[BEGIN Data listing]

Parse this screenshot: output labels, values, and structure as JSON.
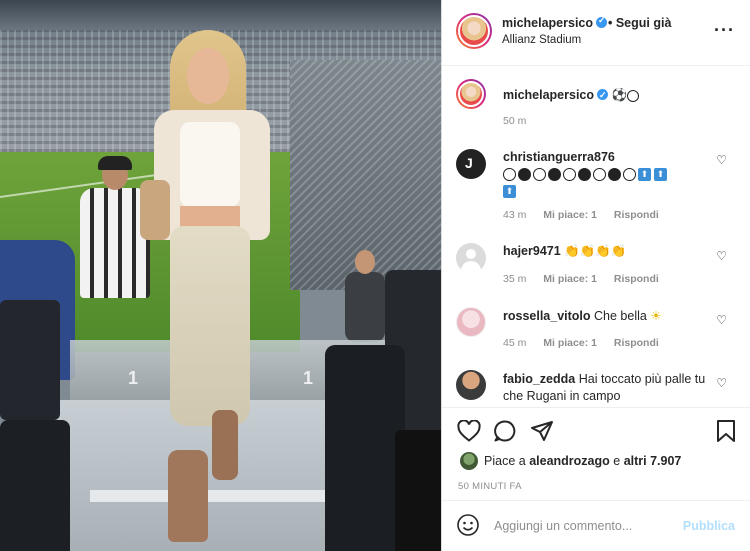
{
  "post": {
    "username": "michelapersico",
    "follow_label": "• Segui già",
    "location": "Allianz Stadium",
    "more_icon": "more-options-icon"
  },
  "caption": {
    "username": "michelapersico",
    "time": "50 m"
  },
  "comments": [
    {
      "username": "christianguerra876",
      "text": "",
      "time": "43 m",
      "likes": "Mi piace: 1",
      "reply": "Rispondi"
    },
    {
      "username": "hajer9471",
      "text": "",
      "time": "35 m",
      "likes": "Mi piace: 1",
      "reply": "Rispondi"
    },
    {
      "username": "rossella_vitolo",
      "text": "Che bella",
      "time": "45 m",
      "likes": "Mi piace: 1",
      "reply": "Rispondi"
    },
    {
      "username": "fabio_zedda",
      "text": "Hai toccato più palle tu che Rugani in campo",
      "time": "",
      "likes": "",
      "reply": ""
    }
  ],
  "actions": {
    "liked_by_prefix": "Piace a",
    "liked_by_user": "aleandrozago",
    "liked_by_suffix": "e",
    "others": "altri 7.907",
    "timestamp": "50 MINUTI FA"
  },
  "composer": {
    "placeholder": "Aggiungi un commento...",
    "post_label": "Pubblica"
  },
  "photo": {
    "seat_number_left": "1",
    "seat_number_right": "1"
  },
  "colors": {
    "verified": "#3897f0",
    "post_button_disabled": "#b2dffc",
    "meta_text": "#8e8e8e"
  }
}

[END Data listing]

» **Exercise description**
Omit the pictures and reproduce the listing exactly.

» **Answer for this exercise**
Parse this screenshot: output labels, values, and structure as JSON.
{
  "post": {
    "username": "michelapersico",
    "follow_label": "• Segui già",
    "location": "Allianz Stadium",
    "more_icon": "more-options-icon"
  },
  "caption": {
    "username": "michelapersico",
    "time": "50 m"
  },
  "comments": [
    {
      "username": "christianguerra876",
      "text": "",
      "time": "43 m",
      "likes": "Mi piace: 1",
      "reply": "Rispondi"
    },
    {
      "username": "hajer9471",
      "text": "",
      "time": "35 m",
      "likes": "Mi piace: 1",
      "reply": "Rispondi"
    },
    {
      "username": "rossella_vitolo",
      "text": "Che bella",
      "time": "45 m",
      "likes": "Mi piace: 1",
      "reply": "Rispondi"
    },
    {
      "username": "fabio_zedda",
      "text": "Hai toccato più palle tu che Rugani in campo",
      "time": "",
      "likes": "",
      "reply": ""
    }
  ],
  "actions": {
    "liked_by_prefix": "Piace a",
    "liked_by_user": "aleandrozago",
    "liked_by_suffix": "e",
    "others": "altri 7.907",
    "timestamp": "50 MINUTI FA"
  },
  "composer": {
    "placeholder": "Aggiungi un commento...",
    "post_label": "Pubblica"
  },
  "photo": {
    "seat_number_left": "1",
    "seat_number_right": "1"
  },
  "colors": {
    "verified": "#3897f0",
    "post_button_disabled": "#b2dffc",
    "meta_text": "#8e8e8e"
  }
}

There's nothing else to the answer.